# Records supplied
begin
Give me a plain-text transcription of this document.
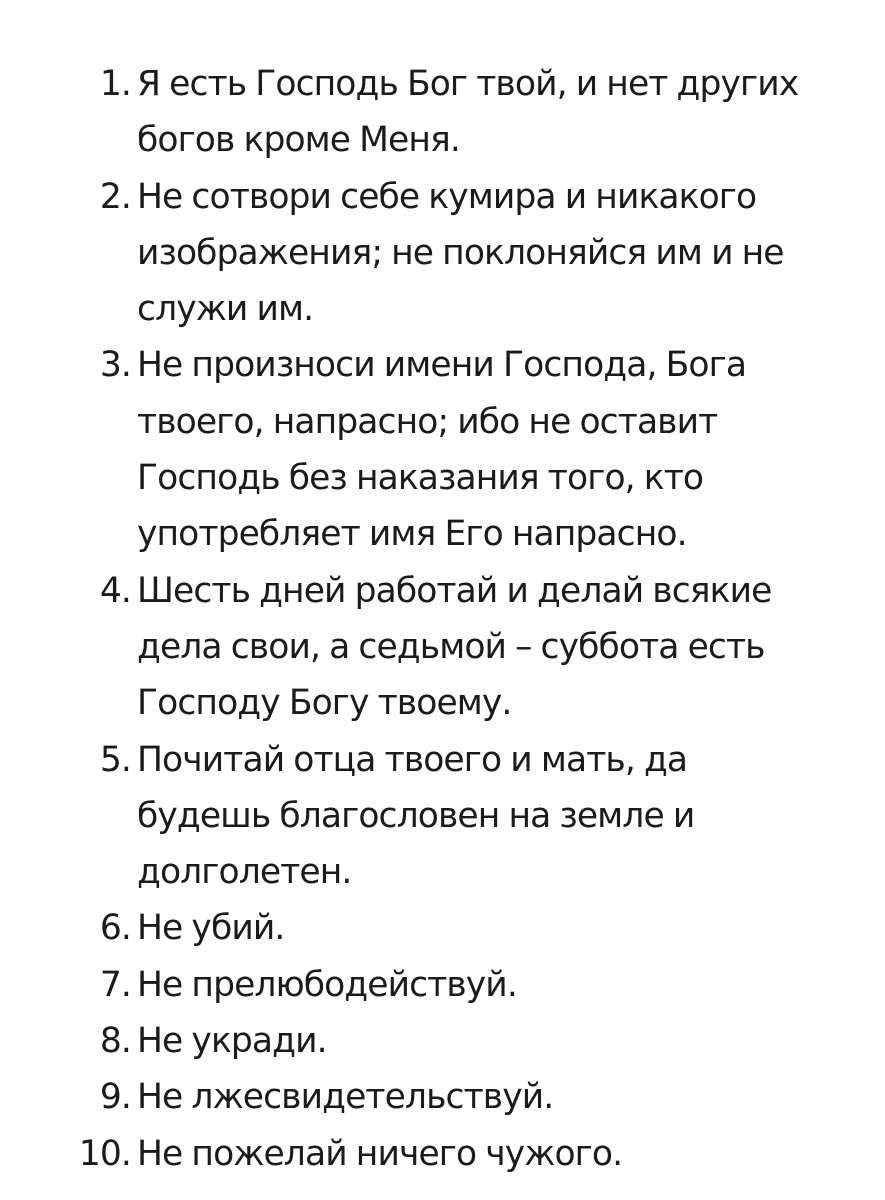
1. Я есть Господь Бог твой, и нет других
богов кроме Меня.
2. Не сотвори себе кумира и никакого
изображения; не поклоняйся им и не
служи им.
3. Не произноси имени Господа, Бога
твоего, напрасно; ибо не оставит
Господь без наказания того, кто
употребляет имя Его напрасно.
4. Шесть дней работай и делай всякие
дела свои, а седьмой – суббота есть
Господу Богу твоему.
5. Почитай отца твоего и мать, да
будешь благословен на земле и
долголетен.
6. Не убий.
7. Не прелюбодействуй.
8. Не укради.
9. Не лжесвидетельствуй.
10. Не пожелай ничего чужого.
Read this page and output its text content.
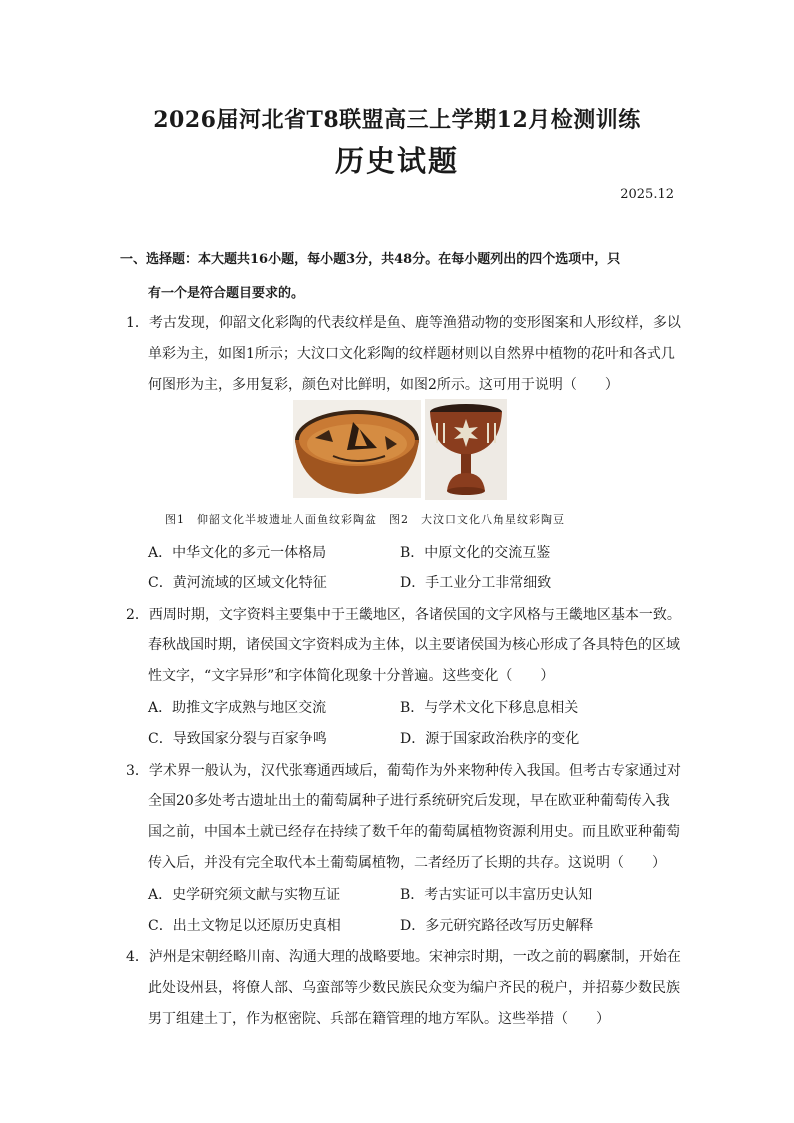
2026届河北省T8联盟高三上学期12月检测训练
历史试题
2025.12
一、选择题：本大题共16小题，每小题3分，共48分。在每小题列出的四个选项中，只
有一个是符合题目要求的。
1．考古发现，仰韶文化彩陶的代表纹样是鱼、鹿等渔猎动物的变形图案和人形纹样，多以
单彩为主，如图1所示；大汶口文化彩陶的纹样题材则以自然界中植物的花叶和各式几
何图形为主，多用复彩，颜色对比鲜明，如图2所示。这可用于说明（　　）
图1　仰韶文化半坡遗址人面鱼纹彩陶盆　图2　大汶口文化八角星纹彩陶豆
A．中华文化的多元一体格局	B．中原文化的交流互鉴
C．黄河流域的区域文化特征	D．手工业分工非常细致
2．西周时期，文字资料主要集中于王畿地区，各诸侯国的文字风格与王畿地区基本一致。
春秋战国时期，诸侯国文字资料成为主体，以主要诸侯国为核心形成了各具特色的区域
性文字，“文字异形”和字体简化现象十分普遍。这些变化（　　）
A．助推文字成熟与地区交流	B．与学术文化下移息息相关
C．导致国家分裂与百家争鸣	D．源于国家政治秩序的变化
3．学术界一般认为，汉代张骞通西域后，葡萄作为外来物种传入我国。但考古专家通过对
全国20多处考古遗址出土的葡萄属种子进行系统研究后发现，早在欧亚种葡萄传入我
国之前，中国本土就已经存在持续了数千年的葡萄属植物资源利用史。而且欧亚种葡萄
传入后，并没有完全取代本土葡萄属植物，二者经历了长期的共存。这说明（　　）
A．史学研究须文献与实物互证	B．考古实证可以丰富历史认知
C．出土文物足以还原历史真相	D．多元研究路径改写历史解释
4．泸州是宋朝经略川南、沟通大理的战略要地。宋神宗时期，一改之前的羁縻制，开始在
此处设州县，将僚人部、乌蛮部等少数民族民众变为编户齐民的税户，并招募少数民族
男丁组建土丁，作为枢密院、兵部在籍管理的地方军队。这些举措（　　）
end
Write out word for word every line from the line with "Read this page and output its text content." through the final line of the records, both included, skipping the pictures.

Read this page and output its text content.
2026届河北省T8联盟高三上学期12月检测训练
历史试题
2025.12
一、选择题：本大题共16小题，每小题3分，共48分。在每小题列出的四个选项中，只
有一个是符合题目要求的。
1．考古发现，仰韶文化彩陶的代表纹样是鱼、鹿等渔猎动物的变形图案和人形纹样，多以
单彩为主，如图1所示；大汶口文化彩陶的纹样题材则以自然界中植物的花叶和各式几
何图形为主，多用复彩，颜色对比鲜明，如图2所示。这可用于说明（　　）
图1　仰韶文化半坡遗址人面鱼纹彩陶盆　图2　大汶口文化八角星纹彩陶豆
A．中华文化的多元一体格局	B．中原文化的交流互鉴
C．黄河流域的区域文化特征	D．手工业分工非常细致
2．西周时期，文字资料主要集中于王畿地区，各诸侯国的文字风格与王畿地区基本一致。
春秋战国时期，诸侯国文字资料成为主体，以主要诸侯国为核心形成了各具特色的区域
性文字，“文字异形”和字体简化现象十分普遍。这些变化（　　）
A．助推文字成熟与地区交流	B．与学术文化下移息息相关
C．导致国家分裂与百家争鸣	D．源于国家政治秩序的变化
3．学术界一般认为，汉代张骞通西域后，葡萄作为外来物种传入我国。但考古专家通过对
全国20多处考古遗址出土的葡萄属种子进行系统研究后发现，早在欧亚种葡萄传入我
国之前，中国本土就已经存在持续了数千年的葡萄属植物资源利用史。而且欧亚种葡萄
传入后，并没有完全取代本土葡萄属植物，二者经历了长期的共存。这说明（　　）
A．史学研究须文献与实物互证	B．考古实证可以丰富历史认知
C．出土文物足以还原历史真相	D．多元研究路径改写历史解释
4．泸州是宋朝经略川南、沟通大理的战略要地。宋神宗时期，一改之前的羁縻制，开始在
此处设州县，将僚人部、乌蛮部等少数民族民众变为编户齐民的税户，并招募少数民族
男丁组建土丁，作为枢密院、兵部在籍管理的地方军队。这些举措（　　）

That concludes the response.